## Start RECORDS SUPPLIED
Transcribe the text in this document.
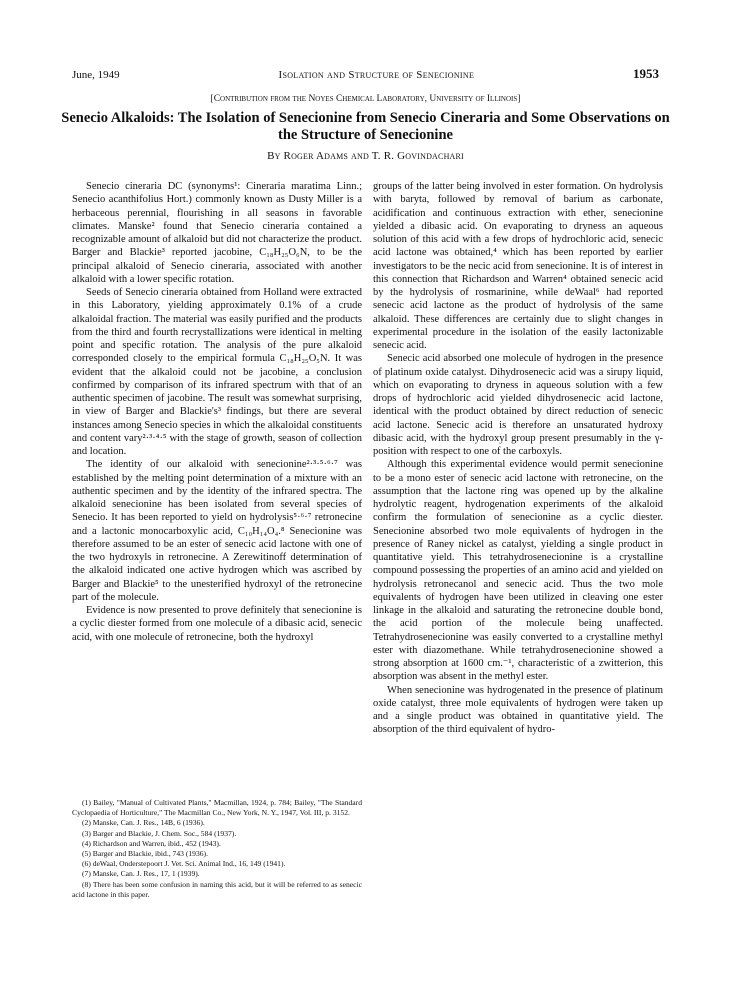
June, 1949	Isolation and Structure of Senecionine	1953
[Contribution from the Noyes Chemical Laboratory, University of Illinois]
Senecio Alkaloids: The Isolation of Senecionine from Senecio Cineraria and Some Observations on the Structure of Senecionine
By Roger Adams and T. R. Govindachari

Senecio cineraria DC (synonyms¹: Cineraria maratima Linn.; Senecio acanthifolius Hort.) commonly known as Dusty Miller is a herbaceous perennial, flourishing in all seasons in favorable climates. Manske² found that Senecio cineraria contained a recognizable amount of alkaloid but did not characterize the product. Barger and Blackie³ reported jacobine, C₁₈H₂₅O₆N, to be the principal alkaloid of Senecio cineraria, associated with another alkaloid with a lower specific rotation.

Seeds of Senecio cineraria obtained from Holland were extracted in this Laboratory, yielding approximately 0.1% of a crude alkaloidal fraction. The material was easily purified and the products from the third and fourth recrystallizations were identical in melting point and specific rotation. The analysis of the pure alkaloid corresponded closely to the empirical formula C₁₈H₂₅O₅N. It was evident that the alkaloid could not be jacobine, a conclusion confirmed by comparison of its infrared spectrum with that of an authentic specimen of jacobine. The result was somewhat surprising, in view of Barger and Blackie's³ findings, but there are several instances among Senecio species in which the alkaloidal constituents and content vary²·³·⁴·⁵ with the stage of growth, season of collection and location.

The identity of our alkaloid with senecionine²·³·⁵·⁶·⁷ was established by the melting point determination of a mixture with an authentic specimen and by the identity of the infrared spectra. The alkaloid senecionine has been isolated from several species of Senecio. It has been reported to yield on hydrolysis⁵·⁶·⁷ retronecine and a lactonic monocarboxylic acid, C₁₀H₁₄O₄.⁸ Senecionine was therefore assumed to be an ester of senecic acid lactone with one of the two hydroxyls in retronecine. A Zerewitinoff determination of the alkaloid indicated one active hydrogen which was ascribed by Barger and Blackie⁵ to the unesterified hydroxyl of the retronecine part of the molecule.

Evidence is now presented to prove definitely that senecionine is a cyclic diester formed from one molecule of a dibasic acid, senecic acid, with one molecule of retronecine, both the hydroxyl

groups of the latter being involved in ester formation. On hydrolysis with baryta, followed by removal of barium as carbonate, acidification and continuous extraction with ether, senecionine yielded a dibasic acid. On evaporating to dryness an aqueous solution of this acid with a few drops of hydrochloric acid, senecic acid lactone was obtained,⁴ which has been reported by earlier investigators to be the necic acid from senecionine. It is of interest in this connection that Richardson and Warren⁴ obtained senecic acid by the hydrolysis of rosmarinine, while deWaal⁶ had reported senecic acid lactone as the product of hydrolysis of the same alkaloid. These differences are certainly due to slight changes in experimental procedure in the isolation of the easily lactonizable senecic acid.

Senecic acid absorbed one molecule of hydrogen in the presence of platinum oxide catalyst. Dihydrosenecic acid was a sirupy liquid, which on evaporating to dryness in aqueous solution with a few drops of hydrochloric acid yielded dihydrosenecic acid lactone, identical with the product obtained by direct reduction of senecic acid lactone. Senecic acid is therefore an unsaturated hydroxy dibasic acid, with the hydroxyl group present presumably in the γ-position with respect to one of the carboxyls.

Although this experimental evidence would permit senecionine to be a mono ester of senecic acid lactone with retronecine, on the assumption that the lactone ring was opened up by the alkaline hydrolytic reagent, hydrogenation experiments of the alkaloid confirm the formulation of senecionine as a cyclic diester. Senecionine absorbed two mole equivalents of hydrogen in the presence of Raney nickel as catalyst, yielding a single product in quantitative yield. This tetrahydrosenecionine is a crystalline compound possessing the properties of an amino acid and yielded on hydrolysis retronecanol and senecic acid. Thus the two mole equivalents of hydrogen have been utilized in cleaving one ester linkage in the alkaloid and saturating the retronecine double bond, the acid portion of the molecule being unaffected. Tetrahydrosenecionine was easily converted to a crystalline methyl ester with diazomethane. While tetrahydrosenecionine showed a strong absorption at 1600 cm.⁻¹, characteristic of a zwitterion, this absorption was absent in the methyl ester.

When senecionine was hydrogenated in the presence of platinum oxide catalyst, three mole equivalents of hydrogen were taken up and a single product was obtained in quantitative yield. The absorption of the third equivalent of hydro-

(1) Bailey, "Manual of Cultivated Plants," Macmillan, 1924, p. 784; Bailey, "The Standard Cyclopaedia of Horticulture," The Macmillan Co., New York, N. Y., 1947, Vol. III, p. 3152.
(2) Manske, Can. J. Res., 14B, 6 (1936).
(3) Barger and Blackie, J. Chem. Soc., 584 (1937).
(4) Richardson and Warren, ibid., 452 (1943).
(5) Barger and Blackie, ibid., 743 (1936).
(6) deWaal, Onderstepoort J. Vet. Sci. Animal Ind., 16, 149 (1941).
(7) Manske, Can. J. Res., 17, 1 (1939).
(8) There has been some confusion in naming this acid, but it will be referred to as senecic acid lactone in this paper.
## End RECORDS SUPPLIED
YOUR OBJECTIVE → Exactly reproduce each record, leaving out any pictures.

TASK SOLUTION →
Transcribe the text in this document.
June, 1949	Isolation and Structure of Senecionine	1953
[Contribution from the Noyes Chemical Laboratory, University of Illinois]
Senecio Alkaloids: The Isolation of Senecionine from Senecio Cineraria and Some Observations on the Structure of Senecionine
By Roger Adams and T. R. Govindachari

Senecio cineraria DC (synonyms¹: Cineraria maratima Linn.; Senecio acanthifolius Hort.) commonly known as Dusty Miller is a herbaceous perennial, flourishing in all seasons in favorable climates. Manske² found that Senecio cineraria contained a recognizable amount of alkaloid but did not characterize the product. Barger and Blackie³ reported jacobine, C₁₈H₂₅O₆N, to be the principal alkaloid of Senecio cineraria, associated with another alkaloid with a lower specific rotation.

Seeds of Senecio cineraria obtained from Holland were extracted in this Laboratory, yielding approximately 0.1% of a crude alkaloidal fraction. The material was easily purified and the products from the third and fourth recrystallizations were identical in melting point and specific rotation. The analysis of the pure alkaloid corresponded closely to the empirical formula C₁₈H₂₅O₅N. It was evident that the alkaloid could not be jacobine, a conclusion confirmed by comparison of its infrared spectrum with that of an authentic specimen of jacobine. The result was somewhat surprising, in view of Barger and Blackie's³ findings, but there are several instances among Senecio species in which the alkaloidal constituents and content vary²·³·⁴·⁵ with the stage of growth, season of collection and location.

The identity of our alkaloid with senecionine²·³·⁵·⁶·⁷ was established by the melting point determination of a mixture with an authentic specimen and by the identity of the infrared spectra. The alkaloid senecionine has been isolated from several species of Senecio. It has been reported to yield on hydrolysis⁵·⁶·⁷ retronecine and a lactonic monocarboxylic acid, C₁₀H₁₄O₄.⁸ Senecionine was therefore assumed to be an ester of senecic acid lactone with one of the two hydroxyls in retronecine. A Zerewitinoff determination of the alkaloid indicated one active hydrogen which was ascribed by Barger and Blackie⁵ to the unesterified hydroxyl of the retronecine part of the molecule.

Evidence is now presented to prove definitely that senecionine is a cyclic diester formed from one molecule of a dibasic acid, senecic acid, with one molecule of retronecine, both the hydroxyl

groups of the latter being involved in ester formation. On hydrolysis with baryta, followed by removal of barium as carbonate, acidification and continuous extraction with ether, senecionine yielded a dibasic acid. On evaporating to dryness an aqueous solution of this acid with a few drops of hydrochloric acid, senecic acid lactone was obtained,⁴ which has been reported by earlier investigators to be the necic acid from senecionine. It is of interest in this connection that Richardson and Warren⁴ obtained senecic acid by the hydrolysis of rosmarinine, while deWaal⁶ had reported senecic acid lactone as the product of hydrolysis of the same alkaloid. These differences are certainly due to slight changes in experimental procedure in the isolation of the easily lactonizable senecic acid.

Senecic acid absorbed one molecule of hydrogen in the presence of platinum oxide catalyst. Dihydrosenecic acid was a sirupy liquid, which on evaporating to dryness in aqueous solution with a few drops of hydrochloric acid yielded dihydrosenecic acid lactone, identical with the product obtained by direct reduction of senecic acid lactone. Senecic acid is therefore an unsaturated hydroxy dibasic acid, with the hydroxyl group present presumably in the γ-position with respect to one of the carboxyls.

Although this experimental evidence would permit senecionine to be a mono ester of senecic acid lactone with retronecine, on the assumption that the lactone ring was opened up by the alkaline hydrolytic reagent, hydrogenation experiments of the alkaloid confirm the formulation of senecionine as a cyclic diester. Senecionine absorbed two mole equivalents of hydrogen in the presence of Raney nickel as catalyst, yielding a single product in quantitative yield. This tetrahydrosenecionine is a crystalline compound possessing the properties of an amino acid and yielded on hydrolysis retronecanol and senecic acid. Thus the two mole equivalents of hydrogen have been utilized in cleaving one ester linkage in the alkaloid and saturating the retronecine double bond, the acid portion of the molecule being unaffected. Tetrahydrosenecionine was easily converted to a crystalline methyl ester with diazomethane. While tetrahydrosenecionine showed a strong absorption at 1600 cm.⁻¹, characteristic of a zwitterion, this absorption was absent in the methyl ester.

When senecionine was hydrogenated in the presence of platinum oxide catalyst, three mole equivalents of hydrogen were taken up and a single product was obtained in quantitative yield. The absorption of the third equivalent of hydro-

(1) Bailey, "Manual of Cultivated Plants," Macmillan, 1924, p. 784; Bailey, "The Standard Cyclopaedia of Horticulture," The Macmillan Co., New York, N. Y., 1947, Vol. III, p. 3152.
(2) Manske, Can. J. Res., 14B, 6 (1936).
(3) Barger and Blackie, J. Chem. Soc., 584 (1937).
(4) Richardson and Warren, ibid., 452 (1943).
(5) Barger and Blackie, ibid., 743 (1936).
(6) deWaal, Onderstepoort J. Vet. Sci. Animal Ind., 16, 149 (1941).
(7) Manske, Can. J. Res., 17, 1 (1939).
(8) There has been some confusion in naming this acid, but it will be referred to as senecic acid lactone in this paper.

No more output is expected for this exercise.